# Problem
Go through the listing and copy every line word for word.

# Information given

## start

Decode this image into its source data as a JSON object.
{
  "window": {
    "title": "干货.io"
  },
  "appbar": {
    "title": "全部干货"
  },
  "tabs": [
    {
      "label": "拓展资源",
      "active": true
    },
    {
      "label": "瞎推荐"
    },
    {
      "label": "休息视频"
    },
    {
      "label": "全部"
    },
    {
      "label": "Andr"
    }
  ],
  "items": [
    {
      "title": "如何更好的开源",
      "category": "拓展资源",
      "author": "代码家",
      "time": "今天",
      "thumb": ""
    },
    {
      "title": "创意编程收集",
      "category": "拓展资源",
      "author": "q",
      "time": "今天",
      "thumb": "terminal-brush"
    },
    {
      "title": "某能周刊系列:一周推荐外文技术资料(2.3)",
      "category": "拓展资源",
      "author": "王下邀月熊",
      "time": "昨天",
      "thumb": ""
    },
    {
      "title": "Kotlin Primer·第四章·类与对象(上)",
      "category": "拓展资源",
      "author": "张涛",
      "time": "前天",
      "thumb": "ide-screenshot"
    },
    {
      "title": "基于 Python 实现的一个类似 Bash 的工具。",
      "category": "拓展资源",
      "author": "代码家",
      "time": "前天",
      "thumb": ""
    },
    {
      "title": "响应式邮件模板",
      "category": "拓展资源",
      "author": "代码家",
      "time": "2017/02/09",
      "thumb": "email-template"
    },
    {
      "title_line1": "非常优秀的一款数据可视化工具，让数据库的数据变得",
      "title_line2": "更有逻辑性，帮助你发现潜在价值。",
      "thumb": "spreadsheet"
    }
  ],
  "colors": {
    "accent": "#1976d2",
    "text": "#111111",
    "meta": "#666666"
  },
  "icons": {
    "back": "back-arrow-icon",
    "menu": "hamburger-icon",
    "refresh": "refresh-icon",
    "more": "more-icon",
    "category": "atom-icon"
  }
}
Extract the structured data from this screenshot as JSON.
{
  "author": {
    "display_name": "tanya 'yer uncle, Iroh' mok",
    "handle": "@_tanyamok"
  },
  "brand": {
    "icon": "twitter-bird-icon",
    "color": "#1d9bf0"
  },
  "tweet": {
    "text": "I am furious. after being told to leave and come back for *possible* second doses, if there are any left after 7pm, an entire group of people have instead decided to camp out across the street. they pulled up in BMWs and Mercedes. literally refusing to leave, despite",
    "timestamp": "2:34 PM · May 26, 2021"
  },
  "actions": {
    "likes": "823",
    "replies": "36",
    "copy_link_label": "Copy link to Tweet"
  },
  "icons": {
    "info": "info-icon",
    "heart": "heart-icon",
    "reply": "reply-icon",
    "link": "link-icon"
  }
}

## end

# Complete output
Decode this image into its source data as a JSON object.
{
  "window": {
    "title": "干货.io"
  },
  "appbar": {
    "title": "全部干货"
  },
  "tabs": [
    {
      "label": "拓展资源",
      "active": true
    },
    {
      "label": "瞎推荐"
    },
    {
      "label": "休息视频"
    },
    {
      "label": "全部"
    },
    {
      "label": "Andr"
    }
  ],
  "items": [
    {
      "title": "如何更好的开源",
      "category": "拓展资源",
      "author": "代码家",
      "time": "今天",
      "thumb": ""
    },
    {
      "title": "创意编程收集",
      "category": "拓展资源",
      "author": "q",
      "time": "今天",
      "thumb": "terminal-brush"
    },
    {
      "title": "某能周刊系列:一周推荐外文技术资料(2.3)",
      "category": "拓展资源",
      "author": "王下邀月熊",
      "time": "昨天",
      "thumb": ""
    },
    {
      "title": "Kotlin Primer·第四章·类与对象(上)",
      "category": "拓展资源",
      "author": "张涛",
      "time": "前天",
      "thumb": "ide-screenshot"
    },
    {
      "title": "基于 Python 实现的一个类似 Bash 的工具。",
      "category": "拓展资源",
      "author": "代码家",
      "time": "前天",
      "thumb": ""
    },
    {
      "title": "响应式邮件模板",
      "category": "拓展资源",
      "author": "代码家",
      "time": "2017/02/09",
      "thumb": "email-template"
    },
    {
      "title_line1": "非常优秀的一款数据可视化工具，让数据库的数据变得",
      "title_line2": "更有逻辑性，帮助你发现潜在价值。",
      "thumb": "spreadsheet"
    }
  ],
  "colors": {
    "accent": "#1976d2",
    "text": "#111111",
    "meta": "#666666"
  },
  "icons": {
    "back": "back-arrow-icon",
    "menu": "hamburger-icon",
    "refresh": "refresh-icon",
    "more": "more-icon",
    "category": "atom-icon"
  }
}
Extract the structured data from this screenshot as JSON.
{
  "author": {
    "display_name": "tanya 'yer uncle, Iroh' mok",
    "handle": "@_tanyamok"
  },
  "brand": {
    "icon": "twitter-bird-icon",
    "color": "#1d9bf0"
  },
  "tweet": {
    "text": "I am furious. after being told to leave and come back for *possible* second doses, if there are any left after 7pm, an entire group of people have instead decided to camp out across the street. they pulled up in BMWs and Mercedes. literally refusing to leave, despite",
    "timestamp": "2:34 PM · May 26, 2021"
  },
  "actions": {
    "likes": "823",
    "replies": "36",
    "copy_link_label": "Copy link to Tweet"
  },
  "icons": {
    "info": "info-icon",
    "heart": "heart-icon",
    "reply": "reply-icon",
    "link": "link-icon"
  }
}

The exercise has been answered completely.